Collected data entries
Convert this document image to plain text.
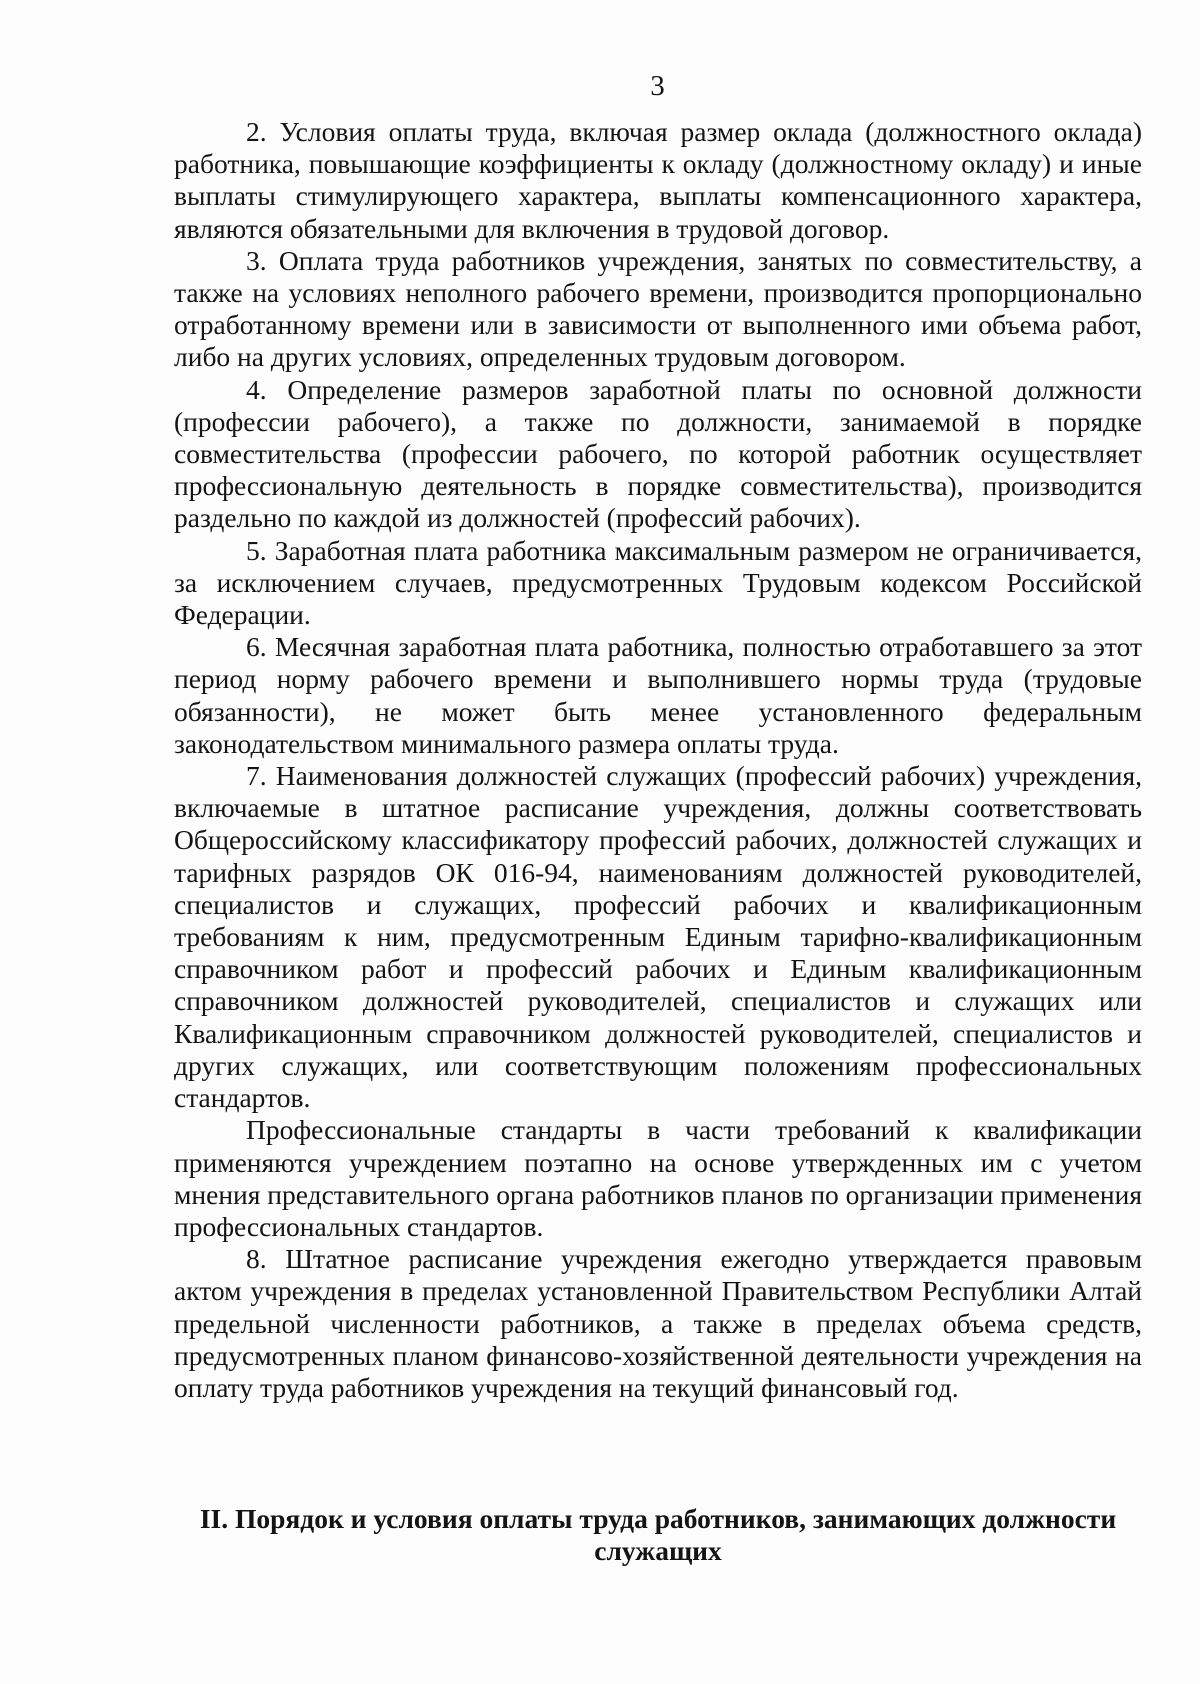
3

2. Условия оплаты труда, включая размер оклада (должностного оклада) работника, повышающие коэффициенты к окладу (должностному окладу) и иные выплаты стимулирующего характера, выплаты компенсационного характера, являются обязательными для включения в трудовой договор.

3. Оплата труда работников учреждения, занятых по совместительству, а также на условиях неполного рабочего времени, производится пропорционально отработанному времени или в зависимости от выполненного ими объема работ, либо на других условиях, определенных трудовым договором.

4. Определение размеров заработной платы по основной должности (профессии рабочего), а также по должности, занимаемой в порядке совместительства (профессии рабочего, по которой работник осуществляет профессиональную деятельность в порядке совместительства), производится раздельно по каждой из должностей (профессий рабочих).

5. Заработная плата работника максимальным размером не ограничивается, за исключением случаев, предусмотренных Трудовым кодексом Российской Федерации.

6. Месячная заработная плата работника, полностью отработавшего за этот период норму рабочего времени и выполнившего нормы труда (трудовые обязанности), не может быть менее установленного федеральным законодательством минимального размера оплаты труда.

7. Наименования должностей служащих (профессий рабочих) учреждения, включаемые в штатное расписание учреждения, должны соответствовать Общероссийскому классификатору профессий рабочих, должностей служащих и тарифных разрядов ОК 016-94, наименованиям должностей руководителей, специалистов и служащих, профессий рабочих и квалификационным требованиям к ним, предусмотренным Единым тарифно-квалификационным справочником работ и профессий рабочих и Единым квалификационным справочником должностей руководителей, специалистов и служащих или Квалификационным справочником должностей руководителей, специалистов и других служащих, или соответствующим положениям профессиональных стандартов.

Профессиональные стандарты в части требований к квалификации применяются учреждением поэтапно на основе утвержденных им с учетом мнения представительного органа работников планов по организации применения профессиональных стандартов.

8. Штатное расписание учреждения ежегодно утверждается правовым актом учреждения в пределах установленной Правительством Республики Алтай предельной численности работников, а также в пределах объема средств, предусмотренных планом финансово-хозяйственной деятельности учреждения на оплату труда работников учреждения на текущий финансовый год.

II. Порядок и условия оплаты труда работников, занимающих должности служащих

## PROBLEM REQUIREMENTS
All the records need to be repeated exactly, with the images dropped.

## ANSWER TO THIS TASK
Convert this document image to plain text.
3

2. Условия оплаты труда, включая размер оклада (должностного оклада) работника, повышающие коэффициенты к окладу (должностному окладу) и иные выплаты стимулирующего характера, выплаты компенсационного характера, являются обязательными для включения в трудовой договор.

3. Оплата труда работников учреждения, занятых по совместительству, а также на условиях неполного рабочего времени, производится пропорционально отработанному времени или в зависимости от выполненного ими объема работ, либо на других условиях, определенных трудовым договором.

4. Определение размеров заработной платы по основной должности (профессии рабочего), а также по должности, занимаемой в порядке совместительства (профессии рабочего, по которой работник осуществляет профессиональную деятельность в порядке совместительства), производится раздельно по каждой из должностей (профессий рабочих).

5. Заработная плата работника максимальным размером не ограничивается, за исключением случаев, предусмотренных Трудовым кодексом Российской Федерации.

6. Месячная заработная плата работника, полностью отработавшего за этот период норму рабочего времени и выполнившего нормы труда (трудовые обязанности), не может быть менее установленного федеральным законодательством минимального размера оплаты труда.

7. Наименования должностей служащих (профессий рабочих) учреждения, включаемые в штатное расписание учреждения, должны соответствовать Общероссийскому классификатору профессий рабочих, должностей служащих и тарифных разрядов ОК 016-94, наименованиям должностей руководителей, специалистов и служащих, профессий рабочих и квалификационным требованиям к ним, предусмотренным Единым тарифно-квалификационным справочником работ и профессий рабочих и Единым квалификационным справочником должностей руководителей, специалистов и служащих или Квалификационным справочником должностей руководителей, специалистов и других служащих, или соответствующим положениям профессиональных стандартов.

Профессиональные стандарты в части требований к квалификации применяются учреждением поэтапно на основе утвержденных им с учетом мнения представительного органа работников планов по организации применения профессиональных стандартов.

8. Штатное расписание учреждения ежегодно утверждается правовым актом учреждения в пределах установленной Правительством Республики Алтай предельной численности работников, а также в пределах объема средств, предусмотренных планом финансово-хозяйственной деятельности учреждения на оплату труда работников учреждения на текущий финансовый год.

II. Порядок и условия оплаты труда работников, занимающих должности служащих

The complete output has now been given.